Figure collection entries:
:::

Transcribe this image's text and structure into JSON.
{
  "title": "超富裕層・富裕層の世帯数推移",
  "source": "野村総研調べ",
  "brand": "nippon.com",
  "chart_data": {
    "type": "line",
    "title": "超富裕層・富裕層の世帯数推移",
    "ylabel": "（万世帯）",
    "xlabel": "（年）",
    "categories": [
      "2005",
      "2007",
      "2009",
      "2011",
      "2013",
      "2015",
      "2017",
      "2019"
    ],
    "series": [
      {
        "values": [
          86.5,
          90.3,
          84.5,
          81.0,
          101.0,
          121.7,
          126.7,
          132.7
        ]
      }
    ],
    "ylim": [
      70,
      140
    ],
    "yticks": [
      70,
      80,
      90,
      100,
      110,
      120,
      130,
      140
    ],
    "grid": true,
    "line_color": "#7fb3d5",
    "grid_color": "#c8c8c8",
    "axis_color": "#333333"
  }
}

:::

• OBJECTIVE
Return all lines with the word "title" in them.

• SOLUTION
  "title": "超富裕層・富裕層の世帯数推移",
    "title": "超富裕層・富裕層の世帯数推移",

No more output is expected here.